● TASK DIRECTIONS:
In the records that follow, show each line where the word "cheddar" is present.

Stored records:
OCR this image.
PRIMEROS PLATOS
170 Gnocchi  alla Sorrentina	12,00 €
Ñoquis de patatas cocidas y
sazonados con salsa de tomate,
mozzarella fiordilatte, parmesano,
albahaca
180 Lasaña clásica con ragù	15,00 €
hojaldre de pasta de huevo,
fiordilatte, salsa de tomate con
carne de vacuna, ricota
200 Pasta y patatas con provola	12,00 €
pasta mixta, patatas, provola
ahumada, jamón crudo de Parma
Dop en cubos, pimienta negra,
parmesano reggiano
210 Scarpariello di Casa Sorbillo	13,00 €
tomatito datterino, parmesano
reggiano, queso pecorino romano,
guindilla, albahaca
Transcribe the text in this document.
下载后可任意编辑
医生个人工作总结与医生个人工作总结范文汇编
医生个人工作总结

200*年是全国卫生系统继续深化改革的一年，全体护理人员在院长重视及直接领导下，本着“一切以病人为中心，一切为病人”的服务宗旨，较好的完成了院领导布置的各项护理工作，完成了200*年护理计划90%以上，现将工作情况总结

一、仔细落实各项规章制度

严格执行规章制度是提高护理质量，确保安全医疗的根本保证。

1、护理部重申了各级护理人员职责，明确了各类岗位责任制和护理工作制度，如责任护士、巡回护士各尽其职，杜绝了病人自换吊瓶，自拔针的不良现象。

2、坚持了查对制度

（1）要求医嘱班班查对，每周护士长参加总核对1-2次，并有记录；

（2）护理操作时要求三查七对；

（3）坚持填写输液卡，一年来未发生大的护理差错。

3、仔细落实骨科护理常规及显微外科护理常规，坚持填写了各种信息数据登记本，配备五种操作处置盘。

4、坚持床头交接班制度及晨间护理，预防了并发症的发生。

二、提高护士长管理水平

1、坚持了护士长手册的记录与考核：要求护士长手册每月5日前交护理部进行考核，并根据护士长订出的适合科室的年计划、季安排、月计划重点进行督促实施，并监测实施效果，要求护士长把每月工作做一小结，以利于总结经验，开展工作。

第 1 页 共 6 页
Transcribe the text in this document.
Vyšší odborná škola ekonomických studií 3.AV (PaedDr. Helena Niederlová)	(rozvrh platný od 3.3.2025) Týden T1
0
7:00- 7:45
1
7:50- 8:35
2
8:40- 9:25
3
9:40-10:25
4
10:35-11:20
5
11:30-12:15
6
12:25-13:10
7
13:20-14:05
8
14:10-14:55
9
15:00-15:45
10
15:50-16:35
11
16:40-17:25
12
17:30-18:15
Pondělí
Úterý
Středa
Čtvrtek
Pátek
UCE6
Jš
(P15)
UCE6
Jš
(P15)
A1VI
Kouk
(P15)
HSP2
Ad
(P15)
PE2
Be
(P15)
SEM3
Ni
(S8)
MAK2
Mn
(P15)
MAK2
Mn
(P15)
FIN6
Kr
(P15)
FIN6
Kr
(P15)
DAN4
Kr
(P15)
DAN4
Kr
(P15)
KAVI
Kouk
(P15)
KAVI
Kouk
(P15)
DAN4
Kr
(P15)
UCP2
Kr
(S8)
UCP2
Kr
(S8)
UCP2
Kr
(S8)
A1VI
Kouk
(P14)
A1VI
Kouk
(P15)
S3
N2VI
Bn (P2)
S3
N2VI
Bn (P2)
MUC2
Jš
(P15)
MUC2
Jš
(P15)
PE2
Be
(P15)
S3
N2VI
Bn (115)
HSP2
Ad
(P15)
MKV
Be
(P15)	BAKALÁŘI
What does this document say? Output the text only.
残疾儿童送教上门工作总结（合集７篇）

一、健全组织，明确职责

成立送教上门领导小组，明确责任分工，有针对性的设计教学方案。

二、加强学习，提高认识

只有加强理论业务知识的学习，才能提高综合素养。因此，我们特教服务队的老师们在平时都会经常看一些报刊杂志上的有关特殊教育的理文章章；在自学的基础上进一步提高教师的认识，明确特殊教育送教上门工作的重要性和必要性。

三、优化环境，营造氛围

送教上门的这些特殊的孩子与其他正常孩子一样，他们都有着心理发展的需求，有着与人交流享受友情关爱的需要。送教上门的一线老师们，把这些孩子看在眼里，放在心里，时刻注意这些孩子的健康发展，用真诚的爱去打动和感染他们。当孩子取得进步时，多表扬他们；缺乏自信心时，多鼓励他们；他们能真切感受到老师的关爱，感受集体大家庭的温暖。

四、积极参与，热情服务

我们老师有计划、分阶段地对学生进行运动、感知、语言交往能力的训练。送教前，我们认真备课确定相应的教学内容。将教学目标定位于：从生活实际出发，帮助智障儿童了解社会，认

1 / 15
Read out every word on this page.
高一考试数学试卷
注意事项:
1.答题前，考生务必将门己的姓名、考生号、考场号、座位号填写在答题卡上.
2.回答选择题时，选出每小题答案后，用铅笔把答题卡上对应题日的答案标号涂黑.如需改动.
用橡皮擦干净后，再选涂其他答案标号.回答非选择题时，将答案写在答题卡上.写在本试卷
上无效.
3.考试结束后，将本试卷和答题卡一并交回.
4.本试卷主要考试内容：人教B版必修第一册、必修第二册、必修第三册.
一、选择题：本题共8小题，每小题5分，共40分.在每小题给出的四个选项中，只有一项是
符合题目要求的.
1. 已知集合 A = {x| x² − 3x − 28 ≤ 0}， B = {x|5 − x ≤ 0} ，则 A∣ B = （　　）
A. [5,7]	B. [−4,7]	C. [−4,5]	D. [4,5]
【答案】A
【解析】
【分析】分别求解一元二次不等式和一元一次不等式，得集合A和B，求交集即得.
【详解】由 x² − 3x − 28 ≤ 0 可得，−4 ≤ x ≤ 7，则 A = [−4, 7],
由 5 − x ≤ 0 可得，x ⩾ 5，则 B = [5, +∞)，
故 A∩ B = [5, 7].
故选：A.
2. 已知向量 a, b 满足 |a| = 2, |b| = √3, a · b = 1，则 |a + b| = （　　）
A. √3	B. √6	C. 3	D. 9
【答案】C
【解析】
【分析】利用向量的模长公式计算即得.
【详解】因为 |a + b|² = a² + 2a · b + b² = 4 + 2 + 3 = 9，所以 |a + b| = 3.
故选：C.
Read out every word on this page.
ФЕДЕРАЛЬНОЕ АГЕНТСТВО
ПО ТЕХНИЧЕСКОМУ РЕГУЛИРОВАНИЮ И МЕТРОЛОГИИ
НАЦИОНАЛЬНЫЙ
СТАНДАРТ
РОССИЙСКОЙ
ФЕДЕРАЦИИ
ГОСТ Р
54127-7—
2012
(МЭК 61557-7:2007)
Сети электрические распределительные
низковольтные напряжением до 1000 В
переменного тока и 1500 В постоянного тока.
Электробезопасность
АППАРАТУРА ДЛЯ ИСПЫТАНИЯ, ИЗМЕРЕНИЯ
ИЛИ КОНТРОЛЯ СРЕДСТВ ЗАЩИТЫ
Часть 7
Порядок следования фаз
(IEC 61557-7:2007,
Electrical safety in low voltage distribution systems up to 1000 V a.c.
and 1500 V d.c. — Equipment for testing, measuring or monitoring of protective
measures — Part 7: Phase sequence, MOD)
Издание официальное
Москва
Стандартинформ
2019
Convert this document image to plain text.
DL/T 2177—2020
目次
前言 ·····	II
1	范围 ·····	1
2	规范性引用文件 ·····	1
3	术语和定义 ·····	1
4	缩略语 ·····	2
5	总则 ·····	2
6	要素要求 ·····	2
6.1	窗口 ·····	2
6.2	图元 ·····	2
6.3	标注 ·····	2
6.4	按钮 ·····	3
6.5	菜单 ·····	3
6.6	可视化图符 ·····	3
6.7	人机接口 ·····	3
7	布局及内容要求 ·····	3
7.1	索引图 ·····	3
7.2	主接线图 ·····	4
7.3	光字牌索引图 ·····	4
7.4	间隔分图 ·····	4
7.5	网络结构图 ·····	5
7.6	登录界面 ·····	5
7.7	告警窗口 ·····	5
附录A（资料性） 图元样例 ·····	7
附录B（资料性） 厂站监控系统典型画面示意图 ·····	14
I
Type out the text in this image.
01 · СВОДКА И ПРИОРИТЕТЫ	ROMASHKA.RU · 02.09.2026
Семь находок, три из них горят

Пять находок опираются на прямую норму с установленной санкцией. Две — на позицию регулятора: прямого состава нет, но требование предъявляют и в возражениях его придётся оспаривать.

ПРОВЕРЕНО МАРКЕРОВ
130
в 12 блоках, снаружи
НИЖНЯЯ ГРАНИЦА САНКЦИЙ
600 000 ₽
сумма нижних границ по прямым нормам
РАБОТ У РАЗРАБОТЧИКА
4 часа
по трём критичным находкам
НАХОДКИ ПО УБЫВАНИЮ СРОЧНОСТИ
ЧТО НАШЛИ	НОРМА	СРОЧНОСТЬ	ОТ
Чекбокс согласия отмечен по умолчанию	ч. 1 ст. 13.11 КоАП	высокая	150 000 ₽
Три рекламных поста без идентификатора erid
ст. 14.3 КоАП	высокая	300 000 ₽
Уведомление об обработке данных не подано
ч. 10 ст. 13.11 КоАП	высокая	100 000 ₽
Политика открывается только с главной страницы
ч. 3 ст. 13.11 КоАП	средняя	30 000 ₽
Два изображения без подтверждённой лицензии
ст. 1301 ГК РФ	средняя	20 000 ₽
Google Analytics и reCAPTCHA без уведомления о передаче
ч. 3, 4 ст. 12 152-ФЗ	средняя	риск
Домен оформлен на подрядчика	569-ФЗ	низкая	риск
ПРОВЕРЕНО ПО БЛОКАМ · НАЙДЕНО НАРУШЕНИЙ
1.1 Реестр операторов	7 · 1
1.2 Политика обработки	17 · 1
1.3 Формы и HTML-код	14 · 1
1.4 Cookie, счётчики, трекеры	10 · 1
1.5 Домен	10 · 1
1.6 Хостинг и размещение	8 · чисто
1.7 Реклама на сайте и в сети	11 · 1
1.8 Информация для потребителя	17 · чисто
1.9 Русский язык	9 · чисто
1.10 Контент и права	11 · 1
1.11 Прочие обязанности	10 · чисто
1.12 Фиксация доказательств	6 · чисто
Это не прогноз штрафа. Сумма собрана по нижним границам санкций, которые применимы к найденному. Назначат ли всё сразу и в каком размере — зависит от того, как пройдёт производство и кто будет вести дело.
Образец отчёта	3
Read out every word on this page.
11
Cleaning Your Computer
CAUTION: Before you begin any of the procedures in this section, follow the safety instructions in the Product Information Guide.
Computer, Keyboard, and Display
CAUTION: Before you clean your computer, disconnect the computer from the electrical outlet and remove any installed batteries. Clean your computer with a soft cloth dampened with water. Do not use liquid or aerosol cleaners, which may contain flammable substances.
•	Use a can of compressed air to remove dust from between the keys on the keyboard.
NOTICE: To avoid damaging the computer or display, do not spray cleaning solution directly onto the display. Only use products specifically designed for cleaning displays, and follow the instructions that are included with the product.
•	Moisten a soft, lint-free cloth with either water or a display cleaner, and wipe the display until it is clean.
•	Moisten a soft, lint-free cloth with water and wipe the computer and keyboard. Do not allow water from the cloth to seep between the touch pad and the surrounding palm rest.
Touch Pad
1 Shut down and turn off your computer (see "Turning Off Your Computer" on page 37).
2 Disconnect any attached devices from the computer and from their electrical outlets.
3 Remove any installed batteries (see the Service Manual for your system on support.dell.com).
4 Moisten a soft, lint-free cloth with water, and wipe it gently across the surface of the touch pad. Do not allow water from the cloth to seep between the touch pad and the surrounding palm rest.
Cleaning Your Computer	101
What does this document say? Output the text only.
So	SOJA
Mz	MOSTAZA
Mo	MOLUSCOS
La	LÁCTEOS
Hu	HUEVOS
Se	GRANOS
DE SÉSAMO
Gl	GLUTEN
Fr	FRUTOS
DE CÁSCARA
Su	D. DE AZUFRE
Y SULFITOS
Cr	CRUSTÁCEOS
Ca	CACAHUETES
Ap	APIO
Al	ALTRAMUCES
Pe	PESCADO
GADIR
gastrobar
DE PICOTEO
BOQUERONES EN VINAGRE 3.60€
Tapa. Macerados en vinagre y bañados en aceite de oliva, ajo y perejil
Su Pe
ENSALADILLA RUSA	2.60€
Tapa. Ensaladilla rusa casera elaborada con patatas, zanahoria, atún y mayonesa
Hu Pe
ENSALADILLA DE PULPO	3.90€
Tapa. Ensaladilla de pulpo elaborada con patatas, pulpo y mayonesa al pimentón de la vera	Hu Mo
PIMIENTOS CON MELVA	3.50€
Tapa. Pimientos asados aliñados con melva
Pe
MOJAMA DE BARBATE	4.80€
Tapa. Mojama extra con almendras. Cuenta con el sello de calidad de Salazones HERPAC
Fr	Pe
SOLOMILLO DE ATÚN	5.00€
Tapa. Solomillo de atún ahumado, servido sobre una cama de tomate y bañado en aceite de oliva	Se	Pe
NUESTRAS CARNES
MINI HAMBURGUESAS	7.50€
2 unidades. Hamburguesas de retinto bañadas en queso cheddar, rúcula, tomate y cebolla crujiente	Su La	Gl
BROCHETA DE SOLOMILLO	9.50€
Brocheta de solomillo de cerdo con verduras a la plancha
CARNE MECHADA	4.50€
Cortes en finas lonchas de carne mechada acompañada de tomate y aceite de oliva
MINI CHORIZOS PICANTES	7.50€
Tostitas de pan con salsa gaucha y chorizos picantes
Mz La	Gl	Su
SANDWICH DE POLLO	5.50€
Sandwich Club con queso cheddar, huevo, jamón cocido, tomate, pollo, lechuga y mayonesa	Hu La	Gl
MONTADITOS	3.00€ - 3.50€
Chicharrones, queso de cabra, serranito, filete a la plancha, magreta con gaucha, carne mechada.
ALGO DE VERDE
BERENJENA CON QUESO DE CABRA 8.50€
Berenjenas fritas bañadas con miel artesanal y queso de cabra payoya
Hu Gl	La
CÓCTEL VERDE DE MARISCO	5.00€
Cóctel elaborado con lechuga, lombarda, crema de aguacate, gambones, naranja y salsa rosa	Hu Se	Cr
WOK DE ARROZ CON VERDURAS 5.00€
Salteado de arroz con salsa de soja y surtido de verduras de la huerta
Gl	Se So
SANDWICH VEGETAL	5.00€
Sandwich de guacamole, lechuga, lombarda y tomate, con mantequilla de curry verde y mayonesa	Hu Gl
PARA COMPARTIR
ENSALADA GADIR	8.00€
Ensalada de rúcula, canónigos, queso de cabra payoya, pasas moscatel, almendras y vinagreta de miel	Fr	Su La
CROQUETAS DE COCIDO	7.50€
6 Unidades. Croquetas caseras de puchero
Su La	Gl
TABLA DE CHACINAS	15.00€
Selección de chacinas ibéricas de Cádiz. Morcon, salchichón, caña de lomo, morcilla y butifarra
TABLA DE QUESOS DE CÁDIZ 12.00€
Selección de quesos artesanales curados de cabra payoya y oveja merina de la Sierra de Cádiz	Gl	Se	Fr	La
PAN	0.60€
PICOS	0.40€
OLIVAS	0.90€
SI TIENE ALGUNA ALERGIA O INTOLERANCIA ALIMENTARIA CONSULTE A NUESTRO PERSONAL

● EXERCISE SOLUTION:
2 unidades. Hamburguesas de retinto bañadas en queso cheddar, rúcula, tomate y cebolla crujiente	Su La	Gl
Sandwich Club con queso cheddar, huevo, jamón cocido, tomate, pollo, lechuga y mayonesa	Hu La	Gl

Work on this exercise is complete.